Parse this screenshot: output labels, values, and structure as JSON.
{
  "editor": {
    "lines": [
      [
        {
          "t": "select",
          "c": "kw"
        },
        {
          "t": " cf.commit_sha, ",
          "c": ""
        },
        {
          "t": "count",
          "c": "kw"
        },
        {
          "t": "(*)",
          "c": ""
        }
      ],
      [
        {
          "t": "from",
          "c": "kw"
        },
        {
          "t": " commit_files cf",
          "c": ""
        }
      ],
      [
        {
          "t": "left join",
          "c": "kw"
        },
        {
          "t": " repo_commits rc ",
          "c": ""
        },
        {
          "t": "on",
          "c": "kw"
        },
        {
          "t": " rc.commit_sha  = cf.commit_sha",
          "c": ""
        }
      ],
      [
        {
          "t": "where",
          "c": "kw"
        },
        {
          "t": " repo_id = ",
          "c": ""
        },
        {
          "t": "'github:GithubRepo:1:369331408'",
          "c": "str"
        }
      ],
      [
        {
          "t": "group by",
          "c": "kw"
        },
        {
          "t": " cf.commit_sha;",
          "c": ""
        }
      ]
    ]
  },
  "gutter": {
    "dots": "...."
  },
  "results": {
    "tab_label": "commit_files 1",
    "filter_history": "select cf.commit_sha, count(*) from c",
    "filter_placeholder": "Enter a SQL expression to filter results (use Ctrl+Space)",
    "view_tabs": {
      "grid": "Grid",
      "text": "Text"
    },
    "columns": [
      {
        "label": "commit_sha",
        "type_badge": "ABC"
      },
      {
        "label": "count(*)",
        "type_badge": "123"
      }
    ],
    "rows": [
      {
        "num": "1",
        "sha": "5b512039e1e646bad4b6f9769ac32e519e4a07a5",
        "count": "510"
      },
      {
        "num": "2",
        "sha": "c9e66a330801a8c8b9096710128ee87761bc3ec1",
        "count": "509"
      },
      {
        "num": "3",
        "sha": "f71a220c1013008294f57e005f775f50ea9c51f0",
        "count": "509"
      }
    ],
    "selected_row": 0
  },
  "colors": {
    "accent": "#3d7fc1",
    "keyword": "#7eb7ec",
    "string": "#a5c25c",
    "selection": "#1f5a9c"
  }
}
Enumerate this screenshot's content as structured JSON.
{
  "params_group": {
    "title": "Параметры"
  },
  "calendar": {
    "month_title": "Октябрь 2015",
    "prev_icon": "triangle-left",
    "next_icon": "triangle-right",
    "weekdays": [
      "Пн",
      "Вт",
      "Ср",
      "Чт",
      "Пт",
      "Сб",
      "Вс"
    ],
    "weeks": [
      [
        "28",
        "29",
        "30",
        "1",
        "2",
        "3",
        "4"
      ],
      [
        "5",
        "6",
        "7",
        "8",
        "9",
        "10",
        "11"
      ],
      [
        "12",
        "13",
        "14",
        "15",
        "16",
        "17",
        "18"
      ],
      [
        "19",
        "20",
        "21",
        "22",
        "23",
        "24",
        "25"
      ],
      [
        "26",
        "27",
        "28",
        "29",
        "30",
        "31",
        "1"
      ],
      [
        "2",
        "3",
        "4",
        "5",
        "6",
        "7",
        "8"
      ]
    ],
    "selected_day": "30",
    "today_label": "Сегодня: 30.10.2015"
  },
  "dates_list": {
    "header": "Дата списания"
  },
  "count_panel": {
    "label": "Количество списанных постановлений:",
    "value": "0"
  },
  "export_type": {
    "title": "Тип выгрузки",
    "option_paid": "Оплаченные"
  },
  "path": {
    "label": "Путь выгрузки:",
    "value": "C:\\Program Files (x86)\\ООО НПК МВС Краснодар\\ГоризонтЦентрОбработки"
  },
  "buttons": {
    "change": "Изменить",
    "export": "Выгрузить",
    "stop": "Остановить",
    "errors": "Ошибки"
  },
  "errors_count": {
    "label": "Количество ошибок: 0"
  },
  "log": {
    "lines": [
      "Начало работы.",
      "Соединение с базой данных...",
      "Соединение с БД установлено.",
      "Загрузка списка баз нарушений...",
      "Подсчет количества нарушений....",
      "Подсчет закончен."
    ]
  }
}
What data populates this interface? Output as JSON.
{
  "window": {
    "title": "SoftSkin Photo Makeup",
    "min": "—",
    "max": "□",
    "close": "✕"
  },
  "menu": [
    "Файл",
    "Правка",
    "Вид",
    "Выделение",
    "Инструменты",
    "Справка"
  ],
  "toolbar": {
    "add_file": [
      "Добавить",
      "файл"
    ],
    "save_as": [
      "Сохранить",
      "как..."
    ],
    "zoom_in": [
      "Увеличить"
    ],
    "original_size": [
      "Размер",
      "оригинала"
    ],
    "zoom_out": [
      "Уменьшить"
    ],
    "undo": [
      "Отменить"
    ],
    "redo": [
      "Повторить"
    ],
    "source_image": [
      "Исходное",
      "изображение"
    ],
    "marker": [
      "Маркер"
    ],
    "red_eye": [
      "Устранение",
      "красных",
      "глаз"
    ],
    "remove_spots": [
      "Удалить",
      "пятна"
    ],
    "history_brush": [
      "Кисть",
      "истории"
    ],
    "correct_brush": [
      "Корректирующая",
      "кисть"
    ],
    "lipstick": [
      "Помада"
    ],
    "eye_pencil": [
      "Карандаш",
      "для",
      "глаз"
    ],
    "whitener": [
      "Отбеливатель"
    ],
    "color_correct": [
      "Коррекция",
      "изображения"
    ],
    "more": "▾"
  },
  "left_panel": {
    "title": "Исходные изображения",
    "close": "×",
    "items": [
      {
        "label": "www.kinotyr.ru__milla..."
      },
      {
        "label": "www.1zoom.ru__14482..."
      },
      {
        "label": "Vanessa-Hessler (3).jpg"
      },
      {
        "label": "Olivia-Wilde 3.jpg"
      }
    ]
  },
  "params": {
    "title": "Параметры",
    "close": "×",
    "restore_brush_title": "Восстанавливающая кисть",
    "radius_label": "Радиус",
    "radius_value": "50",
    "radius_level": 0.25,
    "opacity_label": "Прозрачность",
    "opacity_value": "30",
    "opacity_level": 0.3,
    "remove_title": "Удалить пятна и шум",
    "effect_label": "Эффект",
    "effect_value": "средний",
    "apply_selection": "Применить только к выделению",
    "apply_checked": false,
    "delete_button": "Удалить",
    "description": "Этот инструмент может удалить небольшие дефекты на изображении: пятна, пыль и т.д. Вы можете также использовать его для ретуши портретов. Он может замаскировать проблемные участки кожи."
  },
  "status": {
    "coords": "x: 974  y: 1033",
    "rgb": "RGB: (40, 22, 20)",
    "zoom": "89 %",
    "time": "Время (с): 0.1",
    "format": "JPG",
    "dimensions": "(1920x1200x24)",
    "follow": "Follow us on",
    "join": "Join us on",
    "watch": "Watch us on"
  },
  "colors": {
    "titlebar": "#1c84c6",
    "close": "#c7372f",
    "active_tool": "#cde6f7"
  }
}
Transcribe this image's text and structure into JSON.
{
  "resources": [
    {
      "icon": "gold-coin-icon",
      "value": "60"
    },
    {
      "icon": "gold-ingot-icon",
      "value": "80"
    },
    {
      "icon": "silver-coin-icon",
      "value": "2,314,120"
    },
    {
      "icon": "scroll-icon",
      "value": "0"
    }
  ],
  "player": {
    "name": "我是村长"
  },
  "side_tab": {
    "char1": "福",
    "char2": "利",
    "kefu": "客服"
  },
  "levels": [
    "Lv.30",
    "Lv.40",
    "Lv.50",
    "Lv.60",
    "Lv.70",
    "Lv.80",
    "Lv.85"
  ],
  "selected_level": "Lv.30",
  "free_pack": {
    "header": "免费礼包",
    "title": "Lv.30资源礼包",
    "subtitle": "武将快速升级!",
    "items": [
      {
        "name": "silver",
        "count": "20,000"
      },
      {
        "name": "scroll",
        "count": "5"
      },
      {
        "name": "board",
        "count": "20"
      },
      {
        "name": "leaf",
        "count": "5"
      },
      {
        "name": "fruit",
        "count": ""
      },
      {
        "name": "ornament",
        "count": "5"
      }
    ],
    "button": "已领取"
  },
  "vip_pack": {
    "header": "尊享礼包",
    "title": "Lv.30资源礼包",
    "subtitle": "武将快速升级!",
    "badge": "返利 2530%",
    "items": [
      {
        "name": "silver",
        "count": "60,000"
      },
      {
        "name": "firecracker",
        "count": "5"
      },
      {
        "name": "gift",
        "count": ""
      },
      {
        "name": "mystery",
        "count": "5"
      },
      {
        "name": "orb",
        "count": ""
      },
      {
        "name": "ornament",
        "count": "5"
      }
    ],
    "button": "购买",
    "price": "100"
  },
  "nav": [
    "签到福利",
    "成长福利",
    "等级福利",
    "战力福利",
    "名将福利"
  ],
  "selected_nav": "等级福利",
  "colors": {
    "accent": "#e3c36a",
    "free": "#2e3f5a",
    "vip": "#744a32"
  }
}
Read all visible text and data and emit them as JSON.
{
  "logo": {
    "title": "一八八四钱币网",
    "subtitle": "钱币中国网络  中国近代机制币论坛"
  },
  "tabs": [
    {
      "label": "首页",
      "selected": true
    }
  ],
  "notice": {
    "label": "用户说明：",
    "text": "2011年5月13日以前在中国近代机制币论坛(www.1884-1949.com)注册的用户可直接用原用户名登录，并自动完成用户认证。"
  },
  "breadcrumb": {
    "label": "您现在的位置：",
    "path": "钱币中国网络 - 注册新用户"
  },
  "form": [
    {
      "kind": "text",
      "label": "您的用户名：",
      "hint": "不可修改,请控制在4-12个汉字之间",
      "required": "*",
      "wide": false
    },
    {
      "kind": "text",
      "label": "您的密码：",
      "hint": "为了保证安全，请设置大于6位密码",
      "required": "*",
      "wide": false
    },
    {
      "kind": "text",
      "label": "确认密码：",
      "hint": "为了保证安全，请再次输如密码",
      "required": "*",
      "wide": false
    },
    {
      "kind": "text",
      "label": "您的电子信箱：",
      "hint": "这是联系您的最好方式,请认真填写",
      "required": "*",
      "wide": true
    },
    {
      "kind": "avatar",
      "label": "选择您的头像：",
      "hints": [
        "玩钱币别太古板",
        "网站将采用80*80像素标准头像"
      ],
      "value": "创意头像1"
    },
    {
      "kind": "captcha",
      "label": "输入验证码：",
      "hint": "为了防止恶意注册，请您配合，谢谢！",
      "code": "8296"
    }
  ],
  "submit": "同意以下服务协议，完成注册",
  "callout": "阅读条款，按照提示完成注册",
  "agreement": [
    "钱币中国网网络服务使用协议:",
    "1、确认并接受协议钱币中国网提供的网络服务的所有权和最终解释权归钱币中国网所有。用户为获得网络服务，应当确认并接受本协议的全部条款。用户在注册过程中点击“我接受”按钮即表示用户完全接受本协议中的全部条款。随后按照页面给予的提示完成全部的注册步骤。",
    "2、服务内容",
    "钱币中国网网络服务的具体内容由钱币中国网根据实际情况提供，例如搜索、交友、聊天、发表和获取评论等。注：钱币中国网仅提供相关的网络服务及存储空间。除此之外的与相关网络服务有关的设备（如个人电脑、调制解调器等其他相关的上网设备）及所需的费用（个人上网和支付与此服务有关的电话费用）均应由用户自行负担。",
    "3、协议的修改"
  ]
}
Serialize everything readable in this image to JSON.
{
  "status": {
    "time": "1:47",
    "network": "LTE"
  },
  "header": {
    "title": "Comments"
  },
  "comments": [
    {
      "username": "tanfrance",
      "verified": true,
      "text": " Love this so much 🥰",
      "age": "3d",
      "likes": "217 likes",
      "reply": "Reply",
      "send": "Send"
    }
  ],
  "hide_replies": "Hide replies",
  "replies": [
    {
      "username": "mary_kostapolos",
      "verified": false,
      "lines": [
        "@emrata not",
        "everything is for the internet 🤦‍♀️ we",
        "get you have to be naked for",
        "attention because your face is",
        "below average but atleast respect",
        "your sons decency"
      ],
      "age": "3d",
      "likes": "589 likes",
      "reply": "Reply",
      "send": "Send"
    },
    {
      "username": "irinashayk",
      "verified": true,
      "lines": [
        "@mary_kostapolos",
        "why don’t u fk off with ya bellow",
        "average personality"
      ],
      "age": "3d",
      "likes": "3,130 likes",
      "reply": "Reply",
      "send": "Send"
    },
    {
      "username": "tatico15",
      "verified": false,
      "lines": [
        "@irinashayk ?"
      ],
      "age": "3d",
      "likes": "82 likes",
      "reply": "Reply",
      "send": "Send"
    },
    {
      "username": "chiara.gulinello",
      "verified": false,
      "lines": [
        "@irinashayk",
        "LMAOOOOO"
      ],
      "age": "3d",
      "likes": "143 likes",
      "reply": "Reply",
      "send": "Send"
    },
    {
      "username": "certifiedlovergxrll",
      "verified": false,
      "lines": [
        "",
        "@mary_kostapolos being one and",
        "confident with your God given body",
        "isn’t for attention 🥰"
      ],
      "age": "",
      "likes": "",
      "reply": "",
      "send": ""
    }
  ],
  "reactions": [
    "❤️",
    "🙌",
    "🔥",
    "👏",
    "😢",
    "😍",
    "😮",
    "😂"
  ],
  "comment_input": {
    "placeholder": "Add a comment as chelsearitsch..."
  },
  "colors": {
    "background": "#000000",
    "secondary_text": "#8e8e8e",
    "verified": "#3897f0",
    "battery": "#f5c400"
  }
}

◆ **WHAT IS NEEDED**
From the listing above, copy every line that includes the word "username".

◆ **TASK OUTPUT**
      "username": "tanfrance",
      "username": "mary_kostapolos",
      "username": "irinashayk",
      "username": "tatico15",
      "username": "chiara.gulinello",
      "username": "certifiedlovergxrll",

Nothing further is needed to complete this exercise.